**WHAT THE EXERCISE ASKS:**
All the data should be repeated exactly. Any image in it is left out.

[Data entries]
==*==

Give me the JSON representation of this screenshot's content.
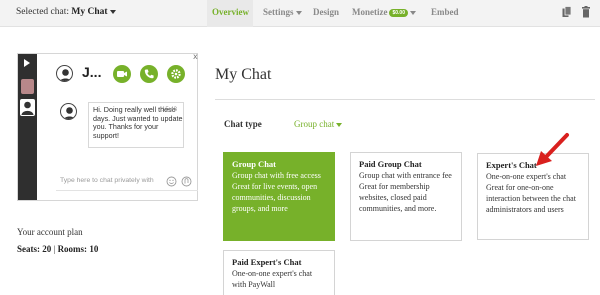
{
  "topbar": {
    "selected_prefix": "Selected chat:",
    "selected_chat": "My Chat",
    "nav": {
      "overview": "Overview",
      "settings": "Settings",
      "design": "Design",
      "monetize": "Monetize",
      "monetize_badge": "$0.00",
      "embed": "Embed"
    },
    "icons": [
      "copy-icon",
      "trash-icon"
    ]
  },
  "widget": {
    "close": "x",
    "header_name": "J...",
    "header_buttons": [
      "video-icon",
      "phone-icon",
      "gear-icon"
    ],
    "message": {
      "text": "Hi. Doing really well these days. Just wanted to update you. Thanks for your support!",
      "time": "15:43"
    },
    "input_placeholder": "Type here to chat privately with"
  },
  "account": {
    "label": "Your account plan",
    "seats_label": "Seats:",
    "seats": "20",
    "rooms_label": "Rooms:",
    "rooms": "10"
  },
  "main": {
    "title": "My Chat",
    "chat_type_label": "Chat type",
    "chat_type_value": "Group chat"
  },
  "cards": [
    {
      "title": "Group Chat",
      "desc": "Group chat with free access Great for live events, open communities, discussion groups, and more",
      "active": true
    },
    {
      "title": "Paid Group Chat",
      "desc": "Group chat with entrance fee Great for membership websites, closed paid communities, and more.",
      "active": false
    },
    {
      "title": "Expert's Chat",
      "desc": "One-on-one expert's chat Great for one-on-one interaction between the chat administrators and users",
      "active": false
    },
    {
      "title": "Paid Expert's Chat",
      "desc": "One-on-one expert's chat with PayWall",
      "active": false
    }
  ],
  "colors": {
    "accent": "#77b12a",
    "arrow": "#d9201e",
    "sidebar_dark": "#2f2f2f"
  }
}
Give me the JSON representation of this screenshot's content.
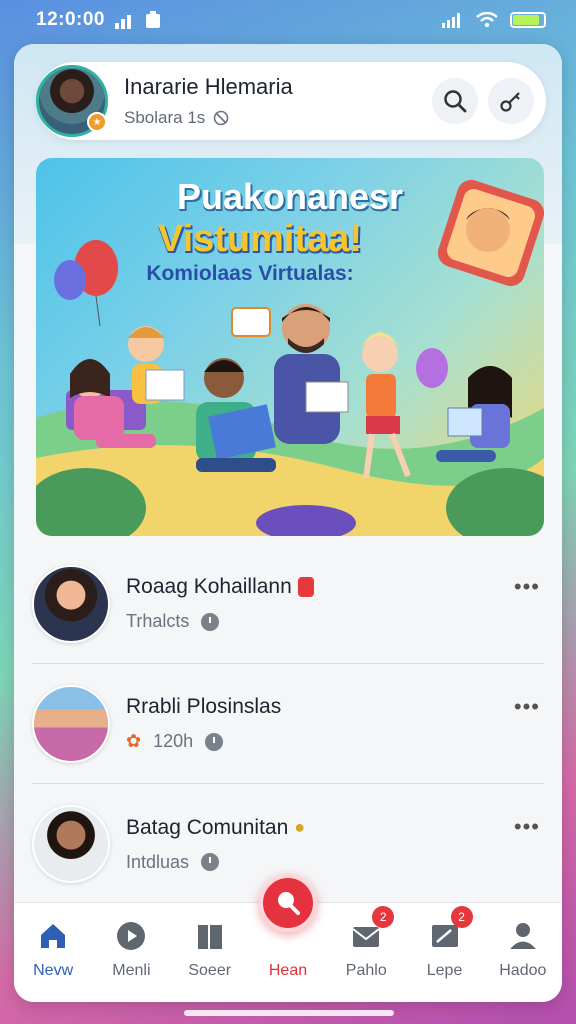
{
  "status_bar": {
    "time": "12:0:00",
    "battery_level": 0.85,
    "battery_color": "#b7f25a"
  },
  "profile": {
    "name": "Inararie Hlemaria",
    "subtitle": "Sbolara 1s",
    "accent_color": "#2fb3a0",
    "actions": [
      {
        "icon": "search-icon"
      },
      {
        "icon": "key-icon"
      }
    ]
  },
  "banner": {
    "title_line1": "Puakonanesr",
    "title_line2": "Vistumitaa!",
    "subtitle": "Komiolaas Virtualas:"
  },
  "feed": [
    {
      "title": "Roaag Kohaillann",
      "meta": "Trhalcts",
      "badge_color": "#e5373c"
    },
    {
      "title": "Rrabli Plosinslas",
      "meta": "120h"
    },
    {
      "title": "Batag Comunitan",
      "meta": "Intdluas"
    }
  ],
  "bottom_nav": [
    {
      "label": "Nevw",
      "icon": "home-icon",
      "state": "selected"
    },
    {
      "label": "Menli",
      "icon": "play-icon"
    },
    {
      "label": "Soeer",
      "icon": "book-icon"
    },
    {
      "label": "Hean",
      "icon": "search-icon",
      "state": "highlighted"
    },
    {
      "label": "Pahlo",
      "icon": "mail-icon",
      "badge": "2"
    },
    {
      "label": "Lepe",
      "icon": "edit-icon",
      "badge": "2"
    },
    {
      "label": "Hadoo",
      "icon": "user-icon"
    }
  ],
  "colors": {
    "active_nav": "#2f5fb5",
    "hear_accent": "#e4323f"
  }
}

==*==

**ANSWER TO THIS PROBLEM:**
Give me the JSON representation of this screenshot's content.
{
  "topbar": {
    "selected_prefix": "Selected chat:",
    "selected_chat": "My Chat",
    "nav": {
      "overview": "Overview",
      "settings": "Settings",
      "design": "Design",
      "monetize": "Monetize",
      "monetize_badge": "$0.00",
      "embed": "Embed"
    },
    "icons": [
      "copy-icon",
      "trash-icon"
    ]
  },
  "widget": {
    "close": "x",
    "header_name": "J...",
    "header_buttons": [
      "video-icon",
      "phone-icon",
      "gear-icon"
    ],
    "message": {
      "text": "Hi. Doing really well these days. Just wanted to update you. Thanks for your support!",
      "time": "15:43"
    },
    "input_placeholder": "Type here to chat privately with"
  },
  "account": {
    "label": "Your account plan",
    "seats_label": "Seats:",
    "seats": "20",
    "rooms_label": "Rooms:",
    "rooms": "10"
  },
  "main": {
    "title": "My Chat",
    "chat_type_label": "Chat type",
    "chat_type_value": "Group chat"
  },
  "cards": [
    {
      "title": "Group Chat",
      "desc": "Group chat with free access Great for live events, open communities, discussion groups, and more",
      "active": true
    },
    {
      "title": "Paid Group Chat",
      "desc": "Group chat with entrance fee Great for membership websites, closed paid communities, and more.",
      "active": false
    },
    {
      "title": "Expert's Chat",
      "desc": "One-on-one expert's chat Great for one-on-one interaction between the chat administrators and users",
      "active": false
    },
    {
      "title": "Paid Expert's Chat",
      "desc": "One-on-one expert's chat with PayWall",
      "active": false
    }
  ],
  "colors": {
    "accent": "#77b12a",
    "arrow": "#d9201e",
    "sidebar_dark": "#2f2f2f"
  }
}
Give me the JSON representation of this screenshot's content.
{
  "status_bar": {
    "time": "12:0:00",
    "battery_level": 0.85,
    "battery_color": "#b7f25a"
  },
  "profile": {
    "name": "Inararie Hlemaria",
    "subtitle": "Sbolara 1s",
    "accent_color": "#2fb3a0",
    "actions": [
      {
        "icon": "search-icon"
      },
      {
        "icon": "key-icon"
      }
    ]
  },
  "banner": {
    "title_line1": "Puakonanesr",
    "title_line2": "Vistumitaa!",
    "subtitle": "Komiolaas Virtualas:"
  },
  "feed": [
    {
      "title": "Roaag Kohaillann",
      "meta": "Trhalcts",
      "badge_color": "#e5373c"
    },
    {
      "title": "Rrabli Plosinslas",
      "meta": "120h"
    },
    {
      "title": "Batag Comunitan",
      "meta": "Intdluas"
    }
  ],
  "bottom_nav": [
    {
      "label": "Nevw",
      "icon": "home-icon",
      "state": "selected"
    },
    {
      "label": "Menli",
      "icon": "play-icon"
    },
    {
      "label": "Soeer",
      "icon": "book-icon"
    },
    {
      "label": "Hean",
      "icon": "search-icon",
      "state": "highlighted"
    },
    {
      "label": "Pahlo",
      "icon": "mail-icon",
      "badge": "2"
    },
    {
      "label": "Lepe",
      "icon": "edit-icon",
      "badge": "2"
    },
    {
      "label": "Hadoo",
      "icon": "user-icon"
    }
  ],
  "colors": {
    "active_nav": "#2f5fb5",
    "hear_accent": "#e4323f"
  }
}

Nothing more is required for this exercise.